Return every entry exactly.

Extracted data:

**********

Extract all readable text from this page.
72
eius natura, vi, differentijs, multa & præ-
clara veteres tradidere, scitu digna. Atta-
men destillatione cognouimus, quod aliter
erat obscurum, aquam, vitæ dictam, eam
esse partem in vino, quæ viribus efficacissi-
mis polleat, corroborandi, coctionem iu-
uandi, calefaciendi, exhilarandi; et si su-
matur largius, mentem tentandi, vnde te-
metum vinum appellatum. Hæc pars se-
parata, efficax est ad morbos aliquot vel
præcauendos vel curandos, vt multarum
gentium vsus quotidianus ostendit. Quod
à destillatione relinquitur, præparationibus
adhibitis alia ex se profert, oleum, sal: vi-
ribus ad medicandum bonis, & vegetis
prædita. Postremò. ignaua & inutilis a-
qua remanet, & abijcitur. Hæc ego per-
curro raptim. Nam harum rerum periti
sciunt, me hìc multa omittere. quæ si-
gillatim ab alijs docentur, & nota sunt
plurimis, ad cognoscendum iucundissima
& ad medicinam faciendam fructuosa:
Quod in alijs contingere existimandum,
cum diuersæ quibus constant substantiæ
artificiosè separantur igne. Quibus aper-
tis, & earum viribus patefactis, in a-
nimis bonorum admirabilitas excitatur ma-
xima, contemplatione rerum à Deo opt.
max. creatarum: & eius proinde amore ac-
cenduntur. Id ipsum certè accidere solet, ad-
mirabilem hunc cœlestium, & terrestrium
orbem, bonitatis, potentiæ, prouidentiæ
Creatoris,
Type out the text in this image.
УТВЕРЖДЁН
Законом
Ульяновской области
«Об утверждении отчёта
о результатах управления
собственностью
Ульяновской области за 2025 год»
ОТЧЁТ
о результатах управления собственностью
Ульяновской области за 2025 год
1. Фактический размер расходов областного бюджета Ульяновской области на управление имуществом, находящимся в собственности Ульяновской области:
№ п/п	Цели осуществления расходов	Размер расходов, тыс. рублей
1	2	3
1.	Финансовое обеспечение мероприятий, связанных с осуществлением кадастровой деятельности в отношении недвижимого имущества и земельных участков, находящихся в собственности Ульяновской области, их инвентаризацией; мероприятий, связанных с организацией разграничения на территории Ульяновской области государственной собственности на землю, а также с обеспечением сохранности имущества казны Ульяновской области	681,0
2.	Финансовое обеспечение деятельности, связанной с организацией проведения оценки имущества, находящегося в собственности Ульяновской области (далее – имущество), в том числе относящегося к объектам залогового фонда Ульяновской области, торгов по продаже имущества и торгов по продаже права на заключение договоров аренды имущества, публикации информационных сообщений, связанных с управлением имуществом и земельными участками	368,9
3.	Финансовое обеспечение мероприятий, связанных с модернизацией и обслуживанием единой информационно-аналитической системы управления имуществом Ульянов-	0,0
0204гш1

**********

Output of the task:
Extract all readable text from this page.
72
eius natura, vi, differentijs, multa & præ-
clara veteres tradidere, scitu digna. Atta-
men destillatione cognouimus, quod aliter
erat obscurum, aquam, vitæ dictam, eam
esse partem in vino, quæ viribus efficacissi-
mis polleat, corroborandi, coctionem iu-
uandi, calefaciendi, exhilarandi; et si su-
matur largius, mentem tentandi, vnde te-
metum vinum appellatum. Hæc pars se-
parata, efficax est ad morbos aliquot vel
præcauendos vel curandos, vt multarum
gentium vsus quotidianus ostendit. Quod
à destillatione relinquitur, præparationibus
adhibitis alia ex se profert, oleum, sal: vi-
ribus ad medicandum bonis, & vegetis
prædita. Postremò. ignaua & inutilis a-
qua remanet, & abijcitur. Hæc ego per-
curro raptim. Nam harum rerum periti
sciunt, me hìc multa omittere. quæ si-
gillatim ab alijs docentur, & nota sunt
plurimis, ad cognoscendum iucundissima
& ad medicinam faciendam fructuosa:
Quod in alijs contingere existimandum,
cum diuersæ quibus constant substantiæ
artificiosè separantur igne. Quibus aper-
tis, & earum viribus patefactis, in a-
nimis bonorum admirabilitas excitatur ma-
xima, contemplatione rerum à Deo opt.
max. creatarum: & eius proinde amore ac-
cenduntur. Id ipsum certè accidere solet, ad-
mirabilem hunc cœlestium, & terrestrium
orbem, bonitatis, potentiæ, prouidentiæ
Creatoris,
Type out the text in this image.
УТВЕРЖДЁН
Законом
Ульяновской области
«Об утверждении отчёта
о результатах управления
собственностью
Ульяновской области за 2025 год»
ОТЧЁТ
о результатах управления собственностью
Ульяновской области за 2025 год
1. Фактический размер расходов областного бюджета Ульяновской области на управление имуществом, находящимся в собственности Ульяновской области:
№ п/п	Цели осуществления расходов	Размер расходов, тыс. рублей
1	2	3
1.	Финансовое обеспечение мероприятий, связанных с осуществлением кадастровой деятельности в отношении недвижимого имущества и земельных участков, находящихся в собственности Ульяновской области, их инвентаризацией; мероприятий, связанных с организацией разграничения на территории Ульяновской области государственной собственности на землю, а также с обеспечением сохранности имущества казны Ульяновской области	681,0
2.	Финансовое обеспечение деятельности, связанной с организацией проведения оценки имущества, находящегося в собственности Ульяновской области (далее – имущество), в том числе относящегося к объектам залогового фонда Ульяновской области, торгов по продаже имущества и торгов по продаже права на заключение договоров аренды имущества, публикации информационных сообщений, связанных с управлением имуществом и земельными участками	368,9
3.	Финансовое обеспечение мероприятий, связанных с модернизацией и обслуживанием единой информационно-аналитической системы управления имуществом Ульянов-	0,0
0204гш1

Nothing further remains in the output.